Exercise objective: Starting at the line that contains "What data populates", copy each line through the end of the listing below. Include both ends and output nothing more.

Stored rows:
——
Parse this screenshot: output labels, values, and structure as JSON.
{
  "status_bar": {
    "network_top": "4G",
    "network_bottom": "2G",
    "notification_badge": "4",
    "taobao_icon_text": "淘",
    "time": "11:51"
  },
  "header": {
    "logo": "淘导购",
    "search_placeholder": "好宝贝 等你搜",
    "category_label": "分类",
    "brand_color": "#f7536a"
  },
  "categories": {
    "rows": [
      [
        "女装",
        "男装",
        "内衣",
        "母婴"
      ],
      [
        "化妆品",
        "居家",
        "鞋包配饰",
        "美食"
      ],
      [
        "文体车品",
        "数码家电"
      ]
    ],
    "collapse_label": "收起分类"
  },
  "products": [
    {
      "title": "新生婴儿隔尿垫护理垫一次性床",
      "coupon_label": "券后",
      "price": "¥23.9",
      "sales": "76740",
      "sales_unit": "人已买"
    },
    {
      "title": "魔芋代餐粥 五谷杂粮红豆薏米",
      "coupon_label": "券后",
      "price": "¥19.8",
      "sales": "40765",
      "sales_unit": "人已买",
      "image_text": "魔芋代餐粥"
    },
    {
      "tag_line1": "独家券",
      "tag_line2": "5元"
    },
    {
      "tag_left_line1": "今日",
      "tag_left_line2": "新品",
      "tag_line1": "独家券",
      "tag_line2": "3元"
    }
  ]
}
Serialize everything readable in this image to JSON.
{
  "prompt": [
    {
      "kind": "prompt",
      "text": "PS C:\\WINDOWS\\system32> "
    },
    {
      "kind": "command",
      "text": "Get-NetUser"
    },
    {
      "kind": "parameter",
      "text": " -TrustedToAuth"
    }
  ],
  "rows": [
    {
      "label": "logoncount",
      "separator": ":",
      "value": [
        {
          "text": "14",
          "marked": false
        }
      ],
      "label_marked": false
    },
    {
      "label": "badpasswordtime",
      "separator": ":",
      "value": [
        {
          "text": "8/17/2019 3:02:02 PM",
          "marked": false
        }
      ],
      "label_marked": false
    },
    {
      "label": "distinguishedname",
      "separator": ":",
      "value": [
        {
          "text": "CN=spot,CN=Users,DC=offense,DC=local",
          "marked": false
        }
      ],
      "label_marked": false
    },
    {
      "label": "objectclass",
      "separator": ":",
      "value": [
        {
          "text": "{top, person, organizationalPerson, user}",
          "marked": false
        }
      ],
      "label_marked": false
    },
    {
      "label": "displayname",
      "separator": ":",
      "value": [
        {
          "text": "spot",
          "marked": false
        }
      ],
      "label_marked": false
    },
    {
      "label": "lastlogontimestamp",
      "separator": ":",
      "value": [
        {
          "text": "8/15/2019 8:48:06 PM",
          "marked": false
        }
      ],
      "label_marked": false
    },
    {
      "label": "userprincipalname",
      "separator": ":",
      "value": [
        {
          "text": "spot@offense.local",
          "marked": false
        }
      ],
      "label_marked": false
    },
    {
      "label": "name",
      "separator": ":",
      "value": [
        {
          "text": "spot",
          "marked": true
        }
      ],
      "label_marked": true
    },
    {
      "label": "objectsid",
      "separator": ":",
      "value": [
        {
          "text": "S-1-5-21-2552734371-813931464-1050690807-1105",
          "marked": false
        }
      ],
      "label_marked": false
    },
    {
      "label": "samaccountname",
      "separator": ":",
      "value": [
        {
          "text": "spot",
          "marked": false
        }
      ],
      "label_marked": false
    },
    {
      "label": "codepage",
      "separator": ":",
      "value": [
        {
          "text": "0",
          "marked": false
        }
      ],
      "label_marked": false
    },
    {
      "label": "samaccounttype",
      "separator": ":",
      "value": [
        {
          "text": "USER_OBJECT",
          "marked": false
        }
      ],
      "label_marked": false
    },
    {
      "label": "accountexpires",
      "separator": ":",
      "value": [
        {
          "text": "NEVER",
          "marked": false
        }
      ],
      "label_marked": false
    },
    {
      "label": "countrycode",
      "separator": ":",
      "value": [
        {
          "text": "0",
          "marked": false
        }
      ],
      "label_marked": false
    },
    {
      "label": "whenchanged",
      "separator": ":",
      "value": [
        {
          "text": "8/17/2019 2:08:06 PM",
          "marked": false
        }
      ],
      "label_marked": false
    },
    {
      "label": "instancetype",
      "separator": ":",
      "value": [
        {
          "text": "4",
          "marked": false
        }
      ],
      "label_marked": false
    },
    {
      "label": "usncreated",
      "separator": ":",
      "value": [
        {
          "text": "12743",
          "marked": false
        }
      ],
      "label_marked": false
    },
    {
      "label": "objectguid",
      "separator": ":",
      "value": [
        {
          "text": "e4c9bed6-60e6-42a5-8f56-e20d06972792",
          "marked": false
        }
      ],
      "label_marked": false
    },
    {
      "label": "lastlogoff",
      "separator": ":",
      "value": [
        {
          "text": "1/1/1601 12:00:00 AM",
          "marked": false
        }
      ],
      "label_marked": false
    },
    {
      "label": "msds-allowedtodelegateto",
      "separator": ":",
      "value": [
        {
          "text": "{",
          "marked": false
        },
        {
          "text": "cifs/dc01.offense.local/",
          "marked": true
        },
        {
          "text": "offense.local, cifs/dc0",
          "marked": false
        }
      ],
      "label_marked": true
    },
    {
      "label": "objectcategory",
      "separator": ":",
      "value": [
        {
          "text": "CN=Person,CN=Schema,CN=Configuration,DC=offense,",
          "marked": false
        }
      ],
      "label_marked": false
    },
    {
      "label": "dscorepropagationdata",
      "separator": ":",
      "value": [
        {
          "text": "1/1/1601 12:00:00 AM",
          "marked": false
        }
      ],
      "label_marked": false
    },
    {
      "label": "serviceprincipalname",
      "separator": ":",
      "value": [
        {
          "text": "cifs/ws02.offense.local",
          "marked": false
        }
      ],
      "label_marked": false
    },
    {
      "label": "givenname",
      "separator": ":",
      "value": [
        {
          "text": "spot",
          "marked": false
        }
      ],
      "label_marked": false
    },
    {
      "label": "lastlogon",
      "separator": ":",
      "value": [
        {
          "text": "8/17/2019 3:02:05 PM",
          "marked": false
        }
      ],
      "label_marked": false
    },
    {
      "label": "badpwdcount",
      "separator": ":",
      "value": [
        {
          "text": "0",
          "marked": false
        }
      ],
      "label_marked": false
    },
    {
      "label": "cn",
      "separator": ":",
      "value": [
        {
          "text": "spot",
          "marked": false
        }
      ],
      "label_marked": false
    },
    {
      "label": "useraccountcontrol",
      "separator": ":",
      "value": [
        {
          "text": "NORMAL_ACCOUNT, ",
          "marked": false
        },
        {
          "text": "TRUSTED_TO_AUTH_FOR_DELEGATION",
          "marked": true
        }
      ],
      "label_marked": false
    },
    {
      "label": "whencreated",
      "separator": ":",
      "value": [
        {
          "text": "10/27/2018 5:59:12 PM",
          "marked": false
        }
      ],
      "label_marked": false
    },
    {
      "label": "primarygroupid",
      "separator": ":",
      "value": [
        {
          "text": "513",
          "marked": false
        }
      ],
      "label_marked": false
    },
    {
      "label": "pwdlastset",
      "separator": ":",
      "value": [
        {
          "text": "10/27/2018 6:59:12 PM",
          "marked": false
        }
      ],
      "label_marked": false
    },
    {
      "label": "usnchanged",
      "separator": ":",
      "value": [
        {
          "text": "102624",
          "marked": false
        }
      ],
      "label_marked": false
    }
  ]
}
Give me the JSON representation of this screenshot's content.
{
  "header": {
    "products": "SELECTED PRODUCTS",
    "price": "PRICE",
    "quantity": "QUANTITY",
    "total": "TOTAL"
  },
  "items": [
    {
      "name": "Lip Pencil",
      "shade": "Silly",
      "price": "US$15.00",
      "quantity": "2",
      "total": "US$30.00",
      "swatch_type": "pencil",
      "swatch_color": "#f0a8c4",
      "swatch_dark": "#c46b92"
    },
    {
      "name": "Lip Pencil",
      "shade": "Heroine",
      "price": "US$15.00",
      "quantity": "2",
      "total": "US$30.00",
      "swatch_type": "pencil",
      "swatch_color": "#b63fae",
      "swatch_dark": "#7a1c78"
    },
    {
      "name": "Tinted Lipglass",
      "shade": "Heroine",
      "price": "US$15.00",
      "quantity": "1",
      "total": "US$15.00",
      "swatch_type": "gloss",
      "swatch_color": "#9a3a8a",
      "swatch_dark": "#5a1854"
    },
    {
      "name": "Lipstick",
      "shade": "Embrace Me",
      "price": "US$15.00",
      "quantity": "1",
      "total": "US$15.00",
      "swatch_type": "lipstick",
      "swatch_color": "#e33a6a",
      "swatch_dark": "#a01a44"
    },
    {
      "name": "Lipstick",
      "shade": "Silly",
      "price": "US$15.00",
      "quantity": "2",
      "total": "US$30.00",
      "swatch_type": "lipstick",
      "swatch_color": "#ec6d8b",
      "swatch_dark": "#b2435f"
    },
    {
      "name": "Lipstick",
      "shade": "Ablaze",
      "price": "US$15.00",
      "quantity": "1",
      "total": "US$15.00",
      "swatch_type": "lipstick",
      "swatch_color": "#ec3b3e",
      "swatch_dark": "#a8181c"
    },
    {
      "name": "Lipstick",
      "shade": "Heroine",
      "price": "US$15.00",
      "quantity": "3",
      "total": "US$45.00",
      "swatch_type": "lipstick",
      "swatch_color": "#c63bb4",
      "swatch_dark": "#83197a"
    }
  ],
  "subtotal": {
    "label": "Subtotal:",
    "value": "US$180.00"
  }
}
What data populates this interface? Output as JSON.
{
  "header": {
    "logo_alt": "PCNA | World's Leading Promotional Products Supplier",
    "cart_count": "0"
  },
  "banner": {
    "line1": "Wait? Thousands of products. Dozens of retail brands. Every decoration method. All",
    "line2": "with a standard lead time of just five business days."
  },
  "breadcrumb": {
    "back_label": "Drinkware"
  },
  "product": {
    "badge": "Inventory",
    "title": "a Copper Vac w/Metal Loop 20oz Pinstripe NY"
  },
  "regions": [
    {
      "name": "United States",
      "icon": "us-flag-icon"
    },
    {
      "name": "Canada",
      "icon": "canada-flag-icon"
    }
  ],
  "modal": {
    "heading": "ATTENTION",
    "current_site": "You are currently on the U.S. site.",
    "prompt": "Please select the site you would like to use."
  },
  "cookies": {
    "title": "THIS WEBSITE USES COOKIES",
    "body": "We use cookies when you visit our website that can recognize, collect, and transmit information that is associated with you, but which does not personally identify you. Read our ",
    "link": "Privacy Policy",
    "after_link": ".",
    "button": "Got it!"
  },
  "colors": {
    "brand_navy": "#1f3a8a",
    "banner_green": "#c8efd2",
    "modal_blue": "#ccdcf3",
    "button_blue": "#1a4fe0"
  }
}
——
Solution below:
What data populates this interface? Output as JSON.
{
  "header": {
    "logo_alt": "PCNA | World's Leading Promotional Products Supplier",
    "cart_count": "0"
  },
  "banner": {
    "line1": "Wait? Thousands of products. Dozens of retail brands. Every decoration method. All",
    "line2": "with a standard lead time of just five business days."
  },
  "breadcrumb": {
    "back_label": "Drinkware"
  },
  "product": {
    "badge": "Inventory",
    "title": "a Copper Vac w/Metal Loop 20oz Pinstripe NY"
  },
  "regions": [
    {
      "name": "United States",
      "icon": "us-flag-icon"
    },
    {
      "name": "Canada",
      "icon": "canada-flag-icon"
    }
  ],
  "modal": {
    "heading": "ATTENTION",
    "current_site": "You are currently on the U.S. site.",
    "prompt": "Please select the site you would like to use."
  },
  "cookies": {
    "title": "THIS WEBSITE USES COOKIES",
    "body": "We use cookies when you visit our website that can recognize, collect, and transmit information that is associated with you, but which does not personally identify you. Read our ",
    "link": "Privacy Policy",
    "after_link": ".",
    "button": "Got it!"
  },
  "colors": {
    "brand_navy": "#1f3a8a",
    "banner_green": "#c8efd2",
    "modal_blue": "#ccdcf3",
    "button_blue": "#1a4fe0"
  }
}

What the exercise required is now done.